GIVEN EXERCISE: Reproduce each line of the listing exactly.

GIVEN RECORDS:
———
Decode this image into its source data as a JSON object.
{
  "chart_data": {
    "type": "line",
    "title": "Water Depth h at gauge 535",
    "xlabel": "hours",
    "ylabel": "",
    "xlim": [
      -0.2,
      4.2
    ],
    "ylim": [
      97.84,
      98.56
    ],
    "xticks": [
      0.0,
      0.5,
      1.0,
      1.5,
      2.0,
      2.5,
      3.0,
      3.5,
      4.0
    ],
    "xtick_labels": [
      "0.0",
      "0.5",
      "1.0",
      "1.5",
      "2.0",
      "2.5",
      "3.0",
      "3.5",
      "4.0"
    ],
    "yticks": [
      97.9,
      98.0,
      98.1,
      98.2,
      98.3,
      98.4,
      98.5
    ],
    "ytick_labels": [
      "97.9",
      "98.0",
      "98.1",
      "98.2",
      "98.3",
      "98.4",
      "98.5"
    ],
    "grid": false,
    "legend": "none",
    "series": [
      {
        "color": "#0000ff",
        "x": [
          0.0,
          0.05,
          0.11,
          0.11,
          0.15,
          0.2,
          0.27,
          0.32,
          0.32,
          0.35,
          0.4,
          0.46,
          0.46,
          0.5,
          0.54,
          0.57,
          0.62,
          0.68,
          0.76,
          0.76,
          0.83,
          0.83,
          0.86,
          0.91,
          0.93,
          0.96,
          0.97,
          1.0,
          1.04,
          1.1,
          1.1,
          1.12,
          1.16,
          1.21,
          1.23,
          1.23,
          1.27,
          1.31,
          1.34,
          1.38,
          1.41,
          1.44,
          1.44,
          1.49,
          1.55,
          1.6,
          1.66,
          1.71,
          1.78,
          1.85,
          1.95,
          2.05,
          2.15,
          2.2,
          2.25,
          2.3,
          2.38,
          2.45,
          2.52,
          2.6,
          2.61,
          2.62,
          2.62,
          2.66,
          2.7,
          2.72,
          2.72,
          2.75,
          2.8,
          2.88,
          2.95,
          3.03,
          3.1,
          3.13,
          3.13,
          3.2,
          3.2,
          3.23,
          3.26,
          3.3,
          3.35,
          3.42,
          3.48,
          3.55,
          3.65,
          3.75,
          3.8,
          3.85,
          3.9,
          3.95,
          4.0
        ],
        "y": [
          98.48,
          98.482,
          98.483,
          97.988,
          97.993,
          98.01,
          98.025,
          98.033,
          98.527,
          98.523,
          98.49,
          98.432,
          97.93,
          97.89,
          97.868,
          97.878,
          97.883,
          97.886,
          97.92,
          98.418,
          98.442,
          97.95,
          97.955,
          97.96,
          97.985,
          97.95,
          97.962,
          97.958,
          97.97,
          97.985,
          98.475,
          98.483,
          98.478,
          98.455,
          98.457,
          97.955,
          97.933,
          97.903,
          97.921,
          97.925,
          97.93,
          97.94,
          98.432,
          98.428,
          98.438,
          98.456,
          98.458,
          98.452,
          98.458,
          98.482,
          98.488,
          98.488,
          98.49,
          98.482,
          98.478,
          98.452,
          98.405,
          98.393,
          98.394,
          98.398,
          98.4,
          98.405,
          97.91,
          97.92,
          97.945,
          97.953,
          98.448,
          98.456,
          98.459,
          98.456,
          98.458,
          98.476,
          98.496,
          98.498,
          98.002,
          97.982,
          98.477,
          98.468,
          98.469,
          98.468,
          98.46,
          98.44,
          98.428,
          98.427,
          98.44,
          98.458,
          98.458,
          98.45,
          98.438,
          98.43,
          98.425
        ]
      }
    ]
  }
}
———
WRITTEN ANSWER:
Decode this image into its source data as a JSON object.
{
  "chart_data": {
    "type": "line",
    "title": "Water Depth h at gauge 535",
    "xlabel": "hours",
    "ylabel": "",
    "xlim": [
      -0.2,
      4.2
    ],
    "ylim": [
      97.84,
      98.56
    ],
    "xticks": [
      0.0,
      0.5,
      1.0,
      1.5,
      2.0,
      2.5,
      3.0,
      3.5,
      4.0
    ],
    "xtick_labels": [
      "0.0",
      "0.5",
      "1.0",
      "1.5",
      "2.0",
      "2.5",
      "3.0",
      "3.5",
      "4.0"
    ],
    "yticks": [
      97.9,
      98.0,
      98.1,
      98.2,
      98.3,
      98.4,
      98.5
    ],
    "ytick_labels": [
      "97.9",
      "98.0",
      "98.1",
      "98.2",
      "98.3",
      "98.4",
      "98.5"
    ],
    "grid": false,
    "legend": "none",
    "series": [
      {
        "color": "#0000ff",
        "x": [
          0.0,
          0.05,
          0.11,
          0.11,
          0.15,
          0.2,
          0.27,
          0.32,
          0.32,
          0.35,
          0.4,
          0.46,
          0.46,
          0.5,
          0.54,
          0.57,
          0.62,
          0.68,
          0.76,
          0.76,
          0.83,
          0.83,
          0.86,
          0.91,
          0.93,
          0.96,
          0.97,
          1.0,
          1.04,
          1.1,
          1.1,
          1.12,
          1.16,
          1.21,
          1.23,
          1.23,
          1.27,
          1.31,
          1.34,
          1.38,
          1.41,
          1.44,
          1.44,
          1.49,
          1.55,
          1.6,
          1.66,
          1.71,
          1.78,
          1.85,
          1.95,
          2.05,
          2.15,
          2.2,
          2.25,
          2.3,
          2.38,
          2.45,
          2.52,
          2.6,
          2.61,
          2.62,
          2.62,
          2.66,
          2.7,
          2.72,
          2.72,
          2.75,
          2.8,
          2.88,
          2.95,
          3.03,
          3.1,
          3.13,
          3.13,
          3.2,
          3.2,
          3.23,
          3.26,
          3.3,
          3.35,
          3.42,
          3.48,
          3.55,
          3.65,
          3.75,
          3.8,
          3.85,
          3.9,
          3.95,
          4.0
        ],
        "y": [
          98.48,
          98.482,
          98.483,
          97.988,
          97.993,
          98.01,
          98.025,
          98.033,
          98.527,
          98.523,
          98.49,
          98.432,
          97.93,
          97.89,
          97.868,
          97.878,
          97.883,
          97.886,
          97.92,
          98.418,
          98.442,
          97.95,
          97.955,
          97.96,
          97.985,
          97.95,
          97.962,
          97.958,
          97.97,
          97.985,
          98.475,
          98.483,
          98.478,
          98.455,
          98.457,
          97.955,
          97.933,
          97.903,
          97.921,
          97.925,
          97.93,
          97.94,
          98.432,
          98.428,
          98.438,
          98.456,
          98.458,
          98.452,
          98.458,
          98.482,
          98.488,
          98.488,
          98.49,
          98.482,
          98.478,
          98.452,
          98.405,
          98.393,
          98.394,
          98.398,
          98.4,
          98.405,
          97.91,
          97.92,
          97.945,
          97.953,
          98.448,
          98.456,
          98.459,
          98.456,
          98.458,
          98.476,
          98.496,
          98.498,
          98.002,
          97.982,
          98.477,
          98.468,
          98.469,
          98.468,
          98.46,
          98.44,
          98.428,
          98.427,
          98.44,
          98.458,
          98.458,
          98.45,
          98.438,
          98.43,
          98.425
        ]
      }
    ]
  }
}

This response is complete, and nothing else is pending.